(Entries from a dataset)
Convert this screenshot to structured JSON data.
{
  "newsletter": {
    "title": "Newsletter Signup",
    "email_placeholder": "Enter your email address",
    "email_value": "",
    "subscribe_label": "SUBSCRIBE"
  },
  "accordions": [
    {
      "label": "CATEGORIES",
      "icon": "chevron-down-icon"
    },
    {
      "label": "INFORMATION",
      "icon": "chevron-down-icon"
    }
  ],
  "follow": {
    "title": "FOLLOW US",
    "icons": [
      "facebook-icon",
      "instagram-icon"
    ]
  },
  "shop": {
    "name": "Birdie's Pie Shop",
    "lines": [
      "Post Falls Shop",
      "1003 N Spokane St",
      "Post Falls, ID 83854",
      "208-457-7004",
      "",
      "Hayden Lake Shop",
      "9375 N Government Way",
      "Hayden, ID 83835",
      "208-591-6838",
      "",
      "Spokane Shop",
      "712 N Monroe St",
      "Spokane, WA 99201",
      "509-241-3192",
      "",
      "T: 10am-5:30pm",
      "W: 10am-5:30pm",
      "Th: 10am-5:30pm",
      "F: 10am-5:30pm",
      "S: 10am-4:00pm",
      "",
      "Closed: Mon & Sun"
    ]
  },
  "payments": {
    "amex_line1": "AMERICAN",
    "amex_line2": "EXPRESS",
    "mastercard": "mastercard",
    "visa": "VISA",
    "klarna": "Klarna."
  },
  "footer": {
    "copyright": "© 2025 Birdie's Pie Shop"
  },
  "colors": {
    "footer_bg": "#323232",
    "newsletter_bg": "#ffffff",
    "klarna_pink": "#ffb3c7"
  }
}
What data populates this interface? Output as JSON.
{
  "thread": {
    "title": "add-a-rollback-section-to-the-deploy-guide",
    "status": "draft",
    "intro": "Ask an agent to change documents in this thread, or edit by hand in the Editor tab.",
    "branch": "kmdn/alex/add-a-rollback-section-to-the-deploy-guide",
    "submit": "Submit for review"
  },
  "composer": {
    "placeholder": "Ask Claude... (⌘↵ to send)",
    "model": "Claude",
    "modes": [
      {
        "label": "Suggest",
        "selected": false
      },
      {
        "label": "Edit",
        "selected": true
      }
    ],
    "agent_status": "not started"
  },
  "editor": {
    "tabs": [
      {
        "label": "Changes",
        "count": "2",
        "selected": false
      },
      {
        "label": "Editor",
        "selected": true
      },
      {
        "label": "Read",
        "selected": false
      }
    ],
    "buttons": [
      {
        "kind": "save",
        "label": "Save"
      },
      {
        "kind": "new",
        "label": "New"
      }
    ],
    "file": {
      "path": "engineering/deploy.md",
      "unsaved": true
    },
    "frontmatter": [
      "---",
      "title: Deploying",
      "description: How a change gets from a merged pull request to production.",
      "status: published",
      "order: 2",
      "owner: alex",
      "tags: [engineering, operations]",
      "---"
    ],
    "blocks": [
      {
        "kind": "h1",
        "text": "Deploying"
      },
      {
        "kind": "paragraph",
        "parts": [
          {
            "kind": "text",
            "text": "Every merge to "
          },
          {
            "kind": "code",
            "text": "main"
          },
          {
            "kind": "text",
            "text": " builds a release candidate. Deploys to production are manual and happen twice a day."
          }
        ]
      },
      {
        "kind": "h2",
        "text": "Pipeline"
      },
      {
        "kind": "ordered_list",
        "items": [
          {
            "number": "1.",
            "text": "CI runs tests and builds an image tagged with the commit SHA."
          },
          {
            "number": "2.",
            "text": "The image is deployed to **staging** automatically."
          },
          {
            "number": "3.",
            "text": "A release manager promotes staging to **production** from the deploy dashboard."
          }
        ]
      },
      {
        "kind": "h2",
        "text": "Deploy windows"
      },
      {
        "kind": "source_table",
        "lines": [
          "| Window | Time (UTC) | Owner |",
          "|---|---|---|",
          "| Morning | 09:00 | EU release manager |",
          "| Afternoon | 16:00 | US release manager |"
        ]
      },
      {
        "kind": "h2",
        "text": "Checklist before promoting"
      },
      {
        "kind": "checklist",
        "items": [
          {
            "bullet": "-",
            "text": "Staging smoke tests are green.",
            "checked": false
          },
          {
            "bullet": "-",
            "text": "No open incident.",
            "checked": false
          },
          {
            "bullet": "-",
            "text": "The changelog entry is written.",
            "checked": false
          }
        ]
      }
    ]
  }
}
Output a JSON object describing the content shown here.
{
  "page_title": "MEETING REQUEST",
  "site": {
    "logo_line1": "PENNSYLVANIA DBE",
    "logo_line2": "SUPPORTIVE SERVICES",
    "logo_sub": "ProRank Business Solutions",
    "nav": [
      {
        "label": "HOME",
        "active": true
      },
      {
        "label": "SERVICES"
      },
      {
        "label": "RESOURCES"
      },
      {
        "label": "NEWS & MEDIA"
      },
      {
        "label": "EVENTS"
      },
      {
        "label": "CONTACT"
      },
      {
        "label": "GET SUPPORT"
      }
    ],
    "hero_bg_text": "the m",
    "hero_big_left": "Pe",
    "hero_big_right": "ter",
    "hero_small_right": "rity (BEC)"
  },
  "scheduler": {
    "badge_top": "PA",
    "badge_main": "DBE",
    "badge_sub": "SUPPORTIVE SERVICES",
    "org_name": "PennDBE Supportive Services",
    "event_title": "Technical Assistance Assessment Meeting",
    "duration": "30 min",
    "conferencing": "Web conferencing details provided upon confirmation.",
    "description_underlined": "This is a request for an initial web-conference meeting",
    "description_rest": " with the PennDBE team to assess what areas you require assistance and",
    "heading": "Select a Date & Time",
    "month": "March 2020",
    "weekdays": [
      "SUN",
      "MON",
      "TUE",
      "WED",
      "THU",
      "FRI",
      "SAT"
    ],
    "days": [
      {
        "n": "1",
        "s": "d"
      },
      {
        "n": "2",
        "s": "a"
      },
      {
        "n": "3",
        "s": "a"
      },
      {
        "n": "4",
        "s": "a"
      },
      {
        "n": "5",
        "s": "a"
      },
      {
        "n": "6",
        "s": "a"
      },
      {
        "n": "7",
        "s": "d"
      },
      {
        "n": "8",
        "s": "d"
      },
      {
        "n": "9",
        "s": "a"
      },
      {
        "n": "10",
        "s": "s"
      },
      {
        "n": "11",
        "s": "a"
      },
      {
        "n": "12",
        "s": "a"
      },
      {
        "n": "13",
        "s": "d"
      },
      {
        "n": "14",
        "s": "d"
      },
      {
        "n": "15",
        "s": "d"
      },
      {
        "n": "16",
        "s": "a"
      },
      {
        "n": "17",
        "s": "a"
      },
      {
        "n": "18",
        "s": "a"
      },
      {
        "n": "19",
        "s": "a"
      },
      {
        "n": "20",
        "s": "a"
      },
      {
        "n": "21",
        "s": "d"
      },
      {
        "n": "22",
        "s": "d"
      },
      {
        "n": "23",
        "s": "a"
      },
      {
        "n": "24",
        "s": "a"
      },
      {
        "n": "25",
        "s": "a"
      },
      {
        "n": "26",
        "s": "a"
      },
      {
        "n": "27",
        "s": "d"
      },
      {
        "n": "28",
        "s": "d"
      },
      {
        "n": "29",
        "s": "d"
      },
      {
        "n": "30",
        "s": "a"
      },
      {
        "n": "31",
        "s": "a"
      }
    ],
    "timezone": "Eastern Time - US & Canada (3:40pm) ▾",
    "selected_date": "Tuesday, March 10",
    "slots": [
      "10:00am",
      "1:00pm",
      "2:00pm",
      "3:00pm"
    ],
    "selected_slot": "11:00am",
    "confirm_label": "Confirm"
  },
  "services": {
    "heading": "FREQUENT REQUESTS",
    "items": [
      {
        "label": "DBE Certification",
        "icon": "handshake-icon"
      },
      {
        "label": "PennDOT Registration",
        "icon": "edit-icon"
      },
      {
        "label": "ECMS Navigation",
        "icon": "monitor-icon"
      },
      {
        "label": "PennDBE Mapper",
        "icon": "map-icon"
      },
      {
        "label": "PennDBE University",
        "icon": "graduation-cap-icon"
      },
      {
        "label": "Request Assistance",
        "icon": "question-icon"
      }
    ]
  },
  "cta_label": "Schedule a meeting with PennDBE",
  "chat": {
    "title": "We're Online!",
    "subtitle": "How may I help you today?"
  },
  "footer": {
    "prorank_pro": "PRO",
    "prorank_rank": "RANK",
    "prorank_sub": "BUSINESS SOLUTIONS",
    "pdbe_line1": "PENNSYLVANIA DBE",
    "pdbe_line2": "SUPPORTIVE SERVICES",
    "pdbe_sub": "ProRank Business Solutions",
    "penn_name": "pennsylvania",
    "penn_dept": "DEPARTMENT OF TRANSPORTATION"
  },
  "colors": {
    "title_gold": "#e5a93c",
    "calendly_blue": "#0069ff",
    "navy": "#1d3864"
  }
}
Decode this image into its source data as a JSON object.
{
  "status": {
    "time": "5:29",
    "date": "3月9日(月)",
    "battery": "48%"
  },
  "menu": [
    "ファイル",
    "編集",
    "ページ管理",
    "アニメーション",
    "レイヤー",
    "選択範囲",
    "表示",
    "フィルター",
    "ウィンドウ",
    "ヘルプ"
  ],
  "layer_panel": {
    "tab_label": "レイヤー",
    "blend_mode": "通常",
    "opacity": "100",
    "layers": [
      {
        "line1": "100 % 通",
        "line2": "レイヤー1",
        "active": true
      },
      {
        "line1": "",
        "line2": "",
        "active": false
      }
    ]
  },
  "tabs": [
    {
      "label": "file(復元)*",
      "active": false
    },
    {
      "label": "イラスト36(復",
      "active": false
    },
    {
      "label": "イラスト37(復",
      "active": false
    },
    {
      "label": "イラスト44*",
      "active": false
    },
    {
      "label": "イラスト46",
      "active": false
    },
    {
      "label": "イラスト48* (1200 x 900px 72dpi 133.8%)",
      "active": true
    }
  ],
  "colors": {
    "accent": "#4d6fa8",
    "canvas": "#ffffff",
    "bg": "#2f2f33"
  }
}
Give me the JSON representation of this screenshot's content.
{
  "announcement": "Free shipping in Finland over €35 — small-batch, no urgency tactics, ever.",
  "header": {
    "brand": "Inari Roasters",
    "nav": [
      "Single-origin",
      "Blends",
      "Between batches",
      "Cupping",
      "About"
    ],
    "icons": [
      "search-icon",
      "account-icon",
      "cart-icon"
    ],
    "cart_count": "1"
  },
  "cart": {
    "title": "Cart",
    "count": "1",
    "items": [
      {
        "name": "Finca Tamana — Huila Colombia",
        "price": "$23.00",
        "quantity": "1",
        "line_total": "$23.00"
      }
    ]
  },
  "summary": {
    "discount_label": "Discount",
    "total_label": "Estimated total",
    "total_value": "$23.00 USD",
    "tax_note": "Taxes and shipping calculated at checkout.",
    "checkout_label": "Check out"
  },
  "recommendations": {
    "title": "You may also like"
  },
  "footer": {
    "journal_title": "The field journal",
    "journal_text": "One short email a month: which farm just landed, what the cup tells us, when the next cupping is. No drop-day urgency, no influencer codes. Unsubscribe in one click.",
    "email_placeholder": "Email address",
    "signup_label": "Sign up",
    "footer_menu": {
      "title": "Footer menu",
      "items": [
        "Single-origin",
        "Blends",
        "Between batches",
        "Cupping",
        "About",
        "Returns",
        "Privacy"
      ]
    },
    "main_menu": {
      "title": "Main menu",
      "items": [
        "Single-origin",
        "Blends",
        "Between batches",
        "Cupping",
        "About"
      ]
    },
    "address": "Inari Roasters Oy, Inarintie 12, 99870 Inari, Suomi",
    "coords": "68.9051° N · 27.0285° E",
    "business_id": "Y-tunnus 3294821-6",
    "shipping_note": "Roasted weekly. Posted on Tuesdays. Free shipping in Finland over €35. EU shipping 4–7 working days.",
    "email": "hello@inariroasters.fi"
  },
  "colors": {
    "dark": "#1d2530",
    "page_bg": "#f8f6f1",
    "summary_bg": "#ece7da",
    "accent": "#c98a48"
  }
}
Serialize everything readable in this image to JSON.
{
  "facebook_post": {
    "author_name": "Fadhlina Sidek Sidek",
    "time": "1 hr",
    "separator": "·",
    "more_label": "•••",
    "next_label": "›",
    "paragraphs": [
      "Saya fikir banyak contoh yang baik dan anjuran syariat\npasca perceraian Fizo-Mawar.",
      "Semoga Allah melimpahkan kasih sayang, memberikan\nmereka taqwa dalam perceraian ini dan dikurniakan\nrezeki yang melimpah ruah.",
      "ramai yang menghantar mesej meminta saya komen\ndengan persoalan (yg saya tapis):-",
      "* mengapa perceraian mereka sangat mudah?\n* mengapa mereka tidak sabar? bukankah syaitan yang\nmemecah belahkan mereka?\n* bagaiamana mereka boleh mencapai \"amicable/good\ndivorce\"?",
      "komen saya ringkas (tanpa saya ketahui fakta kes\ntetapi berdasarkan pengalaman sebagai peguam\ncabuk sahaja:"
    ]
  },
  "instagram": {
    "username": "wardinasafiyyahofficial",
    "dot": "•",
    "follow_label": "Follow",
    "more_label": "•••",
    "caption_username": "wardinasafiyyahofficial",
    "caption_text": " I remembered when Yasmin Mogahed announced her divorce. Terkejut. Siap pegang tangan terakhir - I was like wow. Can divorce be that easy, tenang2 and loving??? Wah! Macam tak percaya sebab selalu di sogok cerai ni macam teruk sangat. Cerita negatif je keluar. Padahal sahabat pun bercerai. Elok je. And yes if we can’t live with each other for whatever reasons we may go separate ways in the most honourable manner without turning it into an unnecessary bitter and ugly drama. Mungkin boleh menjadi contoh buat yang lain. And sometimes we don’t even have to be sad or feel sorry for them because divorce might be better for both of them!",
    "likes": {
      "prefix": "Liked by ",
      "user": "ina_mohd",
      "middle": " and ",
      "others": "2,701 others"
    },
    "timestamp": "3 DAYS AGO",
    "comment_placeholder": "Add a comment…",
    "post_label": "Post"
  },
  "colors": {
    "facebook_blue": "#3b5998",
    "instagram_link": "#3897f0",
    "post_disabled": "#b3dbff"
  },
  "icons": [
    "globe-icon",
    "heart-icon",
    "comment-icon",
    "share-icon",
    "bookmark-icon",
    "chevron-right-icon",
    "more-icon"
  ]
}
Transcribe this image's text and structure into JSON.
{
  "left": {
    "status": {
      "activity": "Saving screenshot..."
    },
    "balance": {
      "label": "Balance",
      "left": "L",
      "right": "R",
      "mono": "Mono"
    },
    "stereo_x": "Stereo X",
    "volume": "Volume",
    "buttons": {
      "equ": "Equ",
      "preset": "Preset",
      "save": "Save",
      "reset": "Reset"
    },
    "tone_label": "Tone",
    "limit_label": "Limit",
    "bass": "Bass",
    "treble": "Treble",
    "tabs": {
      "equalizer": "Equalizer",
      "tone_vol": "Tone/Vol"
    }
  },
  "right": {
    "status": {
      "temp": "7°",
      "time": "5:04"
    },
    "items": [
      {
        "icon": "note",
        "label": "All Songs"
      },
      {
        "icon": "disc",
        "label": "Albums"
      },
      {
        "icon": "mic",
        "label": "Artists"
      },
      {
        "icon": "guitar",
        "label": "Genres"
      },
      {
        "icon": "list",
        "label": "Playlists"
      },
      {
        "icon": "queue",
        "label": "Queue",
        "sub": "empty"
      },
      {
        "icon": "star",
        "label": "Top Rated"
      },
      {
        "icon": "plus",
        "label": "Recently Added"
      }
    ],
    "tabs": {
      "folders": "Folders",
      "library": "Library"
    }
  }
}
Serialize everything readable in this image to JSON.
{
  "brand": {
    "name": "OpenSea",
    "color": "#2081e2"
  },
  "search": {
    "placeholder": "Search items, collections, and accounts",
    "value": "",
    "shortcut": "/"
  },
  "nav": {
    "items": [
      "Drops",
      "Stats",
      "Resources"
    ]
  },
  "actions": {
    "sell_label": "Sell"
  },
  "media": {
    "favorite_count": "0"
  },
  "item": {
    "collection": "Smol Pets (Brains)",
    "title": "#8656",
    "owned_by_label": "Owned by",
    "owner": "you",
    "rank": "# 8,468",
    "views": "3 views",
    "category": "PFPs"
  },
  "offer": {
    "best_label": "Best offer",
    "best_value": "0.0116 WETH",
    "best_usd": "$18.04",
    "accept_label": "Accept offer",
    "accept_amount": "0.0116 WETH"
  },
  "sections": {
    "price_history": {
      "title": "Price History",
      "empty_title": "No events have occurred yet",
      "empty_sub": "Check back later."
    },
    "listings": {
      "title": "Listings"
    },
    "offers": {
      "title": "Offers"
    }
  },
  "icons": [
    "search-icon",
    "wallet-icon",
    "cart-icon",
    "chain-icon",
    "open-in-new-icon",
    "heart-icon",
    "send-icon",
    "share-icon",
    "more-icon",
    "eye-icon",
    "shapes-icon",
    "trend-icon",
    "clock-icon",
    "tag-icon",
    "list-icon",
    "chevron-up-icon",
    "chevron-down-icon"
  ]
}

Your goal → Work out how many lines in the entries hold the string "manager". Your answer should consist solely of that number.

Exercise output → 3